[Recorded data]
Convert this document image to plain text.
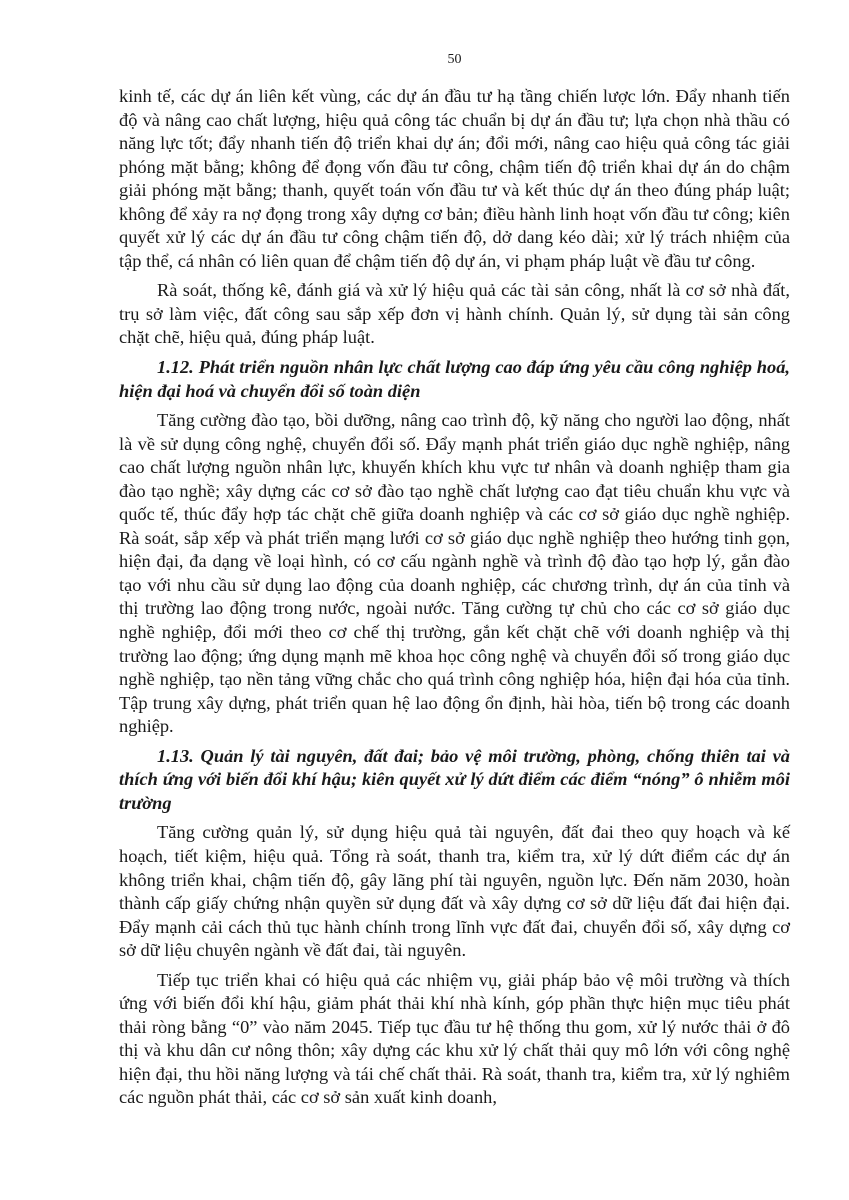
50

kinh tế, các dự án liên kết vùng, các dự án đầu tư hạ tầng chiến lược lớn. Đẩy nhanh tiến độ và nâng cao chất lượng, hiệu quả công tác chuẩn bị dự án đầu tư; lựa chọn nhà thầu có năng lực tốt; đẩy nhanh tiến độ triển khai dự án; đổi mới, nâng cao hiệu quả công tác giải phóng mặt bằng; không để đọng vốn đầu tư công, chậm tiến độ triển khai dự án do chậm giải phóng mặt bằng; thanh, quyết toán vốn đầu tư và kết thúc dự án theo đúng pháp luật; không để xảy ra nợ đọng trong xây dựng cơ bản; điều hành linh hoạt vốn đầu tư công; kiên quyết xử lý các dự án đầu tư công chậm tiến độ, dở dang kéo dài; xử lý trách nhiệm của tập thể, cá nhân có liên quan để chậm tiến độ dự án, vi phạm pháp luật về đầu tư công.

Rà soát, thống kê, đánh giá và xử lý hiệu quả các tài sản công, nhất là cơ sở nhà đất, trụ sở làm việc, đất công sau sắp xếp đơn vị hành chính. Quản lý, sử dụng tài sản công chặt chẽ, hiệu quả, đúng pháp luật.

1.12. Phát triển nguồn nhân lực chất lượng cao đáp ứng yêu cầu công nghiệp hoá, hiện đại hoá và chuyển đổi số toàn diện

Tăng cường đào tạo, bồi dưỡng, nâng cao trình độ, kỹ năng cho người lao động, nhất là về sử dụng công nghệ, chuyển đổi số. Đẩy mạnh phát triển giáo dục nghề nghiệp, nâng cao chất lượng nguồn nhân lực, khuyến khích khu vực tư nhân và doanh nghiệp tham gia đào tạo nghề; xây dựng các cơ sở đào tạo nghề chất lượng cao đạt tiêu chuẩn khu vực và quốc tế, thúc đẩy hợp tác chặt chẽ giữa doanh nghiệp và các cơ sở giáo dục nghề nghiệp. Rà soát, sắp xếp và phát triển mạng lưới cơ sở giáo dục nghề nghiệp theo hướng tinh gọn, hiện đại, đa dạng về loại hình, có cơ cấu ngành nghề và trình độ đào tạo hợp lý, gắn đào tạo với nhu cầu sử dụng lao động của doanh nghiệp, các chương trình, dự án của tỉnh và thị trường lao động trong nước, ngoài nước. Tăng cường tự chủ cho các cơ sở giáo dục nghề nghiệp, đổi mới theo cơ chế thị trường, gắn kết chặt chẽ với doanh nghiệp và thị trường lao động; ứng dụng mạnh mẽ khoa học công nghệ và chuyển đổi số trong giáo dục nghề nghiệp, tạo nền tảng vững chắc cho quá trình công nghiệp hóa, hiện đại hóa của tỉnh. Tập trung xây dựng, phát triển quan hệ lao động ổn định, hài hòa, tiến bộ trong các doanh nghiệp.

1.13. Quản lý tài nguyên, đất đai; bảo vệ môi trường, phòng, chống thiên tai và thích ứng với biến đổi khí hậu; kiên quyết xử lý dứt điểm các điểm “nóng” ô nhiễm môi trường

Tăng cường quản lý, sử dụng hiệu quả tài nguyên, đất đai theo quy hoạch và kế hoạch, tiết kiệm, hiệu quả. Tổng rà soát, thanh tra, kiểm tra, xử lý dứt điểm các dự án không triển khai, chậm tiến độ, gây lãng phí tài nguyên, nguồn lực. Đến năm 2030, hoàn thành cấp giấy chứng nhận quyền sử dụng đất và xây dựng cơ sở dữ liệu đất đai hiện đại. Đẩy mạnh cải cách thủ tục hành chính trong lĩnh vực đất đai, chuyển đổi số, xây dựng cơ sở dữ liệu chuyên ngành về đất đai, tài nguyên.

Tiếp tục triển khai có hiệu quả các nhiệm vụ, giải pháp bảo vệ môi trường và thích ứng với biến đổi khí hậu, giảm phát thải khí nhà kính, góp phần thực hiện mục tiêu phát thải ròng bằng “0” vào năm 2045. Tiếp tục đầu tư hệ thống thu gom, xử lý nước thải ở đô thị và khu dân cư nông thôn; xây dựng các khu xử lý chất thải quy mô lớn với công nghệ hiện đại, thu hồi năng lượng và tái chế chất thải. Rà soát, thanh tra, kiểm tra, xử lý nghiêm các nguồn phát thải, các cơ sở sản xuất kinh doanh,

Work to do = Collect the lines that hold "điểm".

Solution below =
1.13. Quản lý tài nguyên, đất đai; bảo vệ môi trường, phòng, chống thiên tai và thích ứng với biến đổi khí hậu; kiên quyết xử lý dứt điểm các điểm “nóng” ô nhiễm môi trường
Tăng cường quản lý, sử dụng hiệu quả tài nguyên, đất đai theo quy hoạch và kế hoạch, tiết kiệm, hiệu quả. Tổng rà soát, thanh tra, kiểm tra, xử lý dứt điểm các dự án không triển khai, chậm tiến độ, gây lãng phí tài nguyên, nguồn lực. Đến năm 2030, hoàn thành cấp giấy chứng nhận quyền sử dụng đất và xây dựng cơ sở dữ liệu đất đai hiện đại. Đẩy mạnh cải cách thủ tục hành chính trong lĩnh vực đất đai, chuyển đổi số, xây dựng cơ sở dữ liệu chuyên ngành về đất đai, tài nguyên.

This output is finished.